_RECORDS FOR THIS EXERCISE_.
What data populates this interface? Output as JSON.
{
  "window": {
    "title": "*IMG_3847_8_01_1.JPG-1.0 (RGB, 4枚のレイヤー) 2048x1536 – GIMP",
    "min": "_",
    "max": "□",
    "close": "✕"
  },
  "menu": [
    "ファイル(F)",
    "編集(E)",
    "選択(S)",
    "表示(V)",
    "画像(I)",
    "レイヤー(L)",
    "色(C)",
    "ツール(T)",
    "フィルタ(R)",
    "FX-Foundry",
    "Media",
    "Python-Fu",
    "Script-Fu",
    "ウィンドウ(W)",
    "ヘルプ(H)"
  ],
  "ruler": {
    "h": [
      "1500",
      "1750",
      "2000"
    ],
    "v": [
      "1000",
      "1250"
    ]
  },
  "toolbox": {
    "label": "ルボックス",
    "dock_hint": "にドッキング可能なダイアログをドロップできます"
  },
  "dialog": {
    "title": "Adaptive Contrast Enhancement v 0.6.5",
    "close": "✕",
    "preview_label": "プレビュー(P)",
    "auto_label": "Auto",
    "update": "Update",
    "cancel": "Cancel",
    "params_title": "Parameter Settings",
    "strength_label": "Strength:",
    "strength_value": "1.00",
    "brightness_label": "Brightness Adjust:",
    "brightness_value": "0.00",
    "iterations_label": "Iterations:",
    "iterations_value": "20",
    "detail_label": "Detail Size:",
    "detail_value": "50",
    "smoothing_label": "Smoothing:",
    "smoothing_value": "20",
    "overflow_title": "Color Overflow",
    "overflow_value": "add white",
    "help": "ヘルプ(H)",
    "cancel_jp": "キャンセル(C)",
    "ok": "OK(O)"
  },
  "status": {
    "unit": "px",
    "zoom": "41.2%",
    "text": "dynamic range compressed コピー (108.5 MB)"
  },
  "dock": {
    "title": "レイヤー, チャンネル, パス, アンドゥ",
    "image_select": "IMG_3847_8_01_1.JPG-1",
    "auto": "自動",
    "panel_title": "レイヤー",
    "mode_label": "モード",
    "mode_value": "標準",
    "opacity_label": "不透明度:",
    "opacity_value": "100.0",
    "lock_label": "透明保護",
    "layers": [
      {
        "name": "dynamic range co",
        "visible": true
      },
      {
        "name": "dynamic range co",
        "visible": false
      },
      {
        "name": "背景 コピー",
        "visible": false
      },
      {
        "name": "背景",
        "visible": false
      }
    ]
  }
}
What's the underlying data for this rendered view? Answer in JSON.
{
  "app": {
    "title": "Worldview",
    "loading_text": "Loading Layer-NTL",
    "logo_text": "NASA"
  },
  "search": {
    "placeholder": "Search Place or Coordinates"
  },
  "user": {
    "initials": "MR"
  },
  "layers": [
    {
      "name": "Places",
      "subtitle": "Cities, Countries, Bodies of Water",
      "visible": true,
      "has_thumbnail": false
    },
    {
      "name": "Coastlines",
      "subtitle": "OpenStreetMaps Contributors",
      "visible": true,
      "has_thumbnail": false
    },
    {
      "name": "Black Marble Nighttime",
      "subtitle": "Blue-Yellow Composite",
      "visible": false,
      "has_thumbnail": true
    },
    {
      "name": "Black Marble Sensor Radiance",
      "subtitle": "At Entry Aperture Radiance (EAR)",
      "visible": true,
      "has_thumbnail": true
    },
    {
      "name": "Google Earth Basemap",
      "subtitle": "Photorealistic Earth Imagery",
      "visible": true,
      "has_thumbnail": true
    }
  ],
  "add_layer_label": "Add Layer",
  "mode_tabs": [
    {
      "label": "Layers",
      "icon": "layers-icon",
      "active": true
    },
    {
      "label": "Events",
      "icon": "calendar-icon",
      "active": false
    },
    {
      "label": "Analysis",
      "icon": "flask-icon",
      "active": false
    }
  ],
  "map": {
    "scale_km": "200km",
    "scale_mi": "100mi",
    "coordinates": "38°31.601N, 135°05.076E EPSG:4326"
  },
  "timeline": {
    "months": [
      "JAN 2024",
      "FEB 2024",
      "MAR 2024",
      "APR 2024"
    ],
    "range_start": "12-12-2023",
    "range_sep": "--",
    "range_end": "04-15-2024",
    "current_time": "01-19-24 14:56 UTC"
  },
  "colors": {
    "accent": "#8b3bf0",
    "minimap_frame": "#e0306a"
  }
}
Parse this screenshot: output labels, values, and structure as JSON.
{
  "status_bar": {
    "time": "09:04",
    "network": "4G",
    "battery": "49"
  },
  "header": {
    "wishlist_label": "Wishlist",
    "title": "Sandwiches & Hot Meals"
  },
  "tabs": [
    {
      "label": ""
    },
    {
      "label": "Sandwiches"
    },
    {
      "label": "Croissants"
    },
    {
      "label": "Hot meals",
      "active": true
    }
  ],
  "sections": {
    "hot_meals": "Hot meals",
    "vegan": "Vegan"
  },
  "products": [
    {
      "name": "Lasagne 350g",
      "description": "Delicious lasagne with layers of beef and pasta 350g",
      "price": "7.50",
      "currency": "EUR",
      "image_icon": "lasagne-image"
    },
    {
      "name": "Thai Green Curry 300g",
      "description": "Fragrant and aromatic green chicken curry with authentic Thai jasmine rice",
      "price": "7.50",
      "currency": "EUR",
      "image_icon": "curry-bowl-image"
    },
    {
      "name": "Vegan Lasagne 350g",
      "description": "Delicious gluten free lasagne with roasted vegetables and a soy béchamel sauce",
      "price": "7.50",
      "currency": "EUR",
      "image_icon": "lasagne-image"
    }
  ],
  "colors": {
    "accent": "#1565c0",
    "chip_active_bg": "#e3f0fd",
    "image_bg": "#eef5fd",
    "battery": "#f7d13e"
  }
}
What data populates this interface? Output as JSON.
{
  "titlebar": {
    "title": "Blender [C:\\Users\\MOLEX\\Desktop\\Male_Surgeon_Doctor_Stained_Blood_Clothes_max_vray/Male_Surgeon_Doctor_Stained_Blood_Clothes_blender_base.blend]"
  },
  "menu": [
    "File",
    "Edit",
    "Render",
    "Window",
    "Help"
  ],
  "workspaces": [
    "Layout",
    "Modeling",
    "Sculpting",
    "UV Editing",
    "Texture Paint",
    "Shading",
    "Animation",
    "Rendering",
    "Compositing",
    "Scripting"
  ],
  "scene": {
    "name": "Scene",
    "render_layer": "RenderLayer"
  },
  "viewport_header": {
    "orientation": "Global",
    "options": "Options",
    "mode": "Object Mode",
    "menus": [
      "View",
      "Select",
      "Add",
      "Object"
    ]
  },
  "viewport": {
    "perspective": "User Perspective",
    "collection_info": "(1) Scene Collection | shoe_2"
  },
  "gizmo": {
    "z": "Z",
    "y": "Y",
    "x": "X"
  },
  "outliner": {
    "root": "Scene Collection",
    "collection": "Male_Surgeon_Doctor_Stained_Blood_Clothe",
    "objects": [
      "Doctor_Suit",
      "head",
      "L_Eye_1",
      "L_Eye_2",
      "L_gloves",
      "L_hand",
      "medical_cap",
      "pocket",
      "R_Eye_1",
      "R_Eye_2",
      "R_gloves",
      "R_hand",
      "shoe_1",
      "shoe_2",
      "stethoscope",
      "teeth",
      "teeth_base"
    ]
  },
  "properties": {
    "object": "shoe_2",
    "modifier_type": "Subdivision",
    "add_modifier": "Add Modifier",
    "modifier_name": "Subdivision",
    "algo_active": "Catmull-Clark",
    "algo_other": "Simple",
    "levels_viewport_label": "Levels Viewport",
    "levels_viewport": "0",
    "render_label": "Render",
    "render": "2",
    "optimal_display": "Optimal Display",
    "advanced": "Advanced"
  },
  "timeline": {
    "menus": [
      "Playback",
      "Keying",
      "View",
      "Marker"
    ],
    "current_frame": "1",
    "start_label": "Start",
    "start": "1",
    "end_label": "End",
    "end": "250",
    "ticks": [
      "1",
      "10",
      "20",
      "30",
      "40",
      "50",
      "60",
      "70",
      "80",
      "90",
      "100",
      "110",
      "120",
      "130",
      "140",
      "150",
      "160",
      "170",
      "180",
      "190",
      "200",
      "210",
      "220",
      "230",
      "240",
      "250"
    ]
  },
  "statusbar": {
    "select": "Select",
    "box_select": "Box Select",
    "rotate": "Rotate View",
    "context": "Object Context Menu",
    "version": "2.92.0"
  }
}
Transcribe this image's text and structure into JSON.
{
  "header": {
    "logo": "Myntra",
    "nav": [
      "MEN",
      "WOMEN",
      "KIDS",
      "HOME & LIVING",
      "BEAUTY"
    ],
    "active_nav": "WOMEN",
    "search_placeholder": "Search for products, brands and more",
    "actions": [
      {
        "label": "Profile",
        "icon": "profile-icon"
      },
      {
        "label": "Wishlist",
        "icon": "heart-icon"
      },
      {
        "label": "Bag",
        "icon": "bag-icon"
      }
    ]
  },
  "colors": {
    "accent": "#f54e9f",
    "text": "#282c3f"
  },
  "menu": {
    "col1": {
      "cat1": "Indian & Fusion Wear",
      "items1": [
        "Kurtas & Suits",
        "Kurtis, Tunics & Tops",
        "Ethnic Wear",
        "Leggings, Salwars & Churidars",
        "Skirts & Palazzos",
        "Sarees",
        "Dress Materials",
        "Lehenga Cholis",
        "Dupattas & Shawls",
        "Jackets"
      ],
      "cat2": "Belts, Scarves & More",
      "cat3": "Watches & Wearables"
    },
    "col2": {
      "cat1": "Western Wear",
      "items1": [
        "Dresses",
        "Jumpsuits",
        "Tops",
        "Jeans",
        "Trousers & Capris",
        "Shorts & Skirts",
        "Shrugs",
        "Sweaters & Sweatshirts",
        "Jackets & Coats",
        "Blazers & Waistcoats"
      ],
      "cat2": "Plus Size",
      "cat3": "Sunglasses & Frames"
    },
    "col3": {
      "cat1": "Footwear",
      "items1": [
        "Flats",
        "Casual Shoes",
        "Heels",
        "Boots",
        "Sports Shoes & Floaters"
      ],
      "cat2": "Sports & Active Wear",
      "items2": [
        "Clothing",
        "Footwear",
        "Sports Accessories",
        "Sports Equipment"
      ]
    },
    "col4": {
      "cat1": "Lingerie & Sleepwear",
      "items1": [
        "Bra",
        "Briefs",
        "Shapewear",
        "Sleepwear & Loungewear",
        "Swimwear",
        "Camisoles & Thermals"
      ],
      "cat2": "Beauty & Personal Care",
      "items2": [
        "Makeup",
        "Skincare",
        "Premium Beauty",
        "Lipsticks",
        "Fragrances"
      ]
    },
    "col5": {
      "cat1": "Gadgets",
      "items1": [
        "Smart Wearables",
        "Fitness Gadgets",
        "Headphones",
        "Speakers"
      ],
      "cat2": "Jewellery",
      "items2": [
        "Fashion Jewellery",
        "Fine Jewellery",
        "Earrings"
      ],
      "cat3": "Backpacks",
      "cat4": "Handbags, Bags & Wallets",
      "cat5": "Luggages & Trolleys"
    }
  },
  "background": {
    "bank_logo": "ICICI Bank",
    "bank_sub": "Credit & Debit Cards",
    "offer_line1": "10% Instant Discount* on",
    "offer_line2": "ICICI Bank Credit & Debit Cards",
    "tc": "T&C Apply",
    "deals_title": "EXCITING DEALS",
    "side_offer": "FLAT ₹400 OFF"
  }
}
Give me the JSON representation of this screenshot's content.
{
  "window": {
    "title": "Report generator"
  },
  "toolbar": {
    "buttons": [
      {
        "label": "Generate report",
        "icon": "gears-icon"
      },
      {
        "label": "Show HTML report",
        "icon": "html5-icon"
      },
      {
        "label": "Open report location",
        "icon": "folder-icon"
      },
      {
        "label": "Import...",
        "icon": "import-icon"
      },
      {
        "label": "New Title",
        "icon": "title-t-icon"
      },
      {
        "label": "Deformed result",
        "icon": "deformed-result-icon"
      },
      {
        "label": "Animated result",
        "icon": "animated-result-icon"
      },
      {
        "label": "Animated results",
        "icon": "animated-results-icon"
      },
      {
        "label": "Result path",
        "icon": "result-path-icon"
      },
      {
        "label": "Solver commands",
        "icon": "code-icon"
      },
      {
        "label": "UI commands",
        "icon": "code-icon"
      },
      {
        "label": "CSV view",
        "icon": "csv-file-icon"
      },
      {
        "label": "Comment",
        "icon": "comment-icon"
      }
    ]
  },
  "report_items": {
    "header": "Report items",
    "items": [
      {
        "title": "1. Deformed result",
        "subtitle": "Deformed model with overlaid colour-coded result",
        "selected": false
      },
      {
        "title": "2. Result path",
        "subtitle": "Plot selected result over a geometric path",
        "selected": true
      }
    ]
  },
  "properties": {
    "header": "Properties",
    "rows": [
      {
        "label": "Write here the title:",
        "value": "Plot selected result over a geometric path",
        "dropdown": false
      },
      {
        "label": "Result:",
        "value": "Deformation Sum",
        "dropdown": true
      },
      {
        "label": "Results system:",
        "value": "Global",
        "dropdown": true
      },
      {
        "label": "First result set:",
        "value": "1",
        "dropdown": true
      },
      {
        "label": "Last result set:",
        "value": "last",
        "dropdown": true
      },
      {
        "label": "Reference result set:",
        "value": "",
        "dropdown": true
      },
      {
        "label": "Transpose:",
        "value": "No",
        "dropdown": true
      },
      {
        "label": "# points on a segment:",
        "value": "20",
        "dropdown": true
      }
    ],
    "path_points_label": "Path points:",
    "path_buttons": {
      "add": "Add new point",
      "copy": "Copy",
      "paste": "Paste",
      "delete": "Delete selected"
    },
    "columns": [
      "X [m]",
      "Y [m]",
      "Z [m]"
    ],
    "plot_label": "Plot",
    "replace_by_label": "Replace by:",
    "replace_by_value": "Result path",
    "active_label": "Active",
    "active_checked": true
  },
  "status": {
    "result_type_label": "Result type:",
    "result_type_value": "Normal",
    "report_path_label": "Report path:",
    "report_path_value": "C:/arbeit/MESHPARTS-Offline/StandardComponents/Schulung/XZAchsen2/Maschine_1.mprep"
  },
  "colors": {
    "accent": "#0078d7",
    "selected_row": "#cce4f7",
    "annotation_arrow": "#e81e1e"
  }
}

_WHAT YOU NEED TO DO_.
Locate the lines above that contain "Delicious" and copy them.

_COMPLETED EXERCISE_.
      "description": "Delicious lasagne with layers of beef and pasta 350g",
      "description": "Delicious gluten free lasagne with roasted vegetables and a soy béchamel sauce",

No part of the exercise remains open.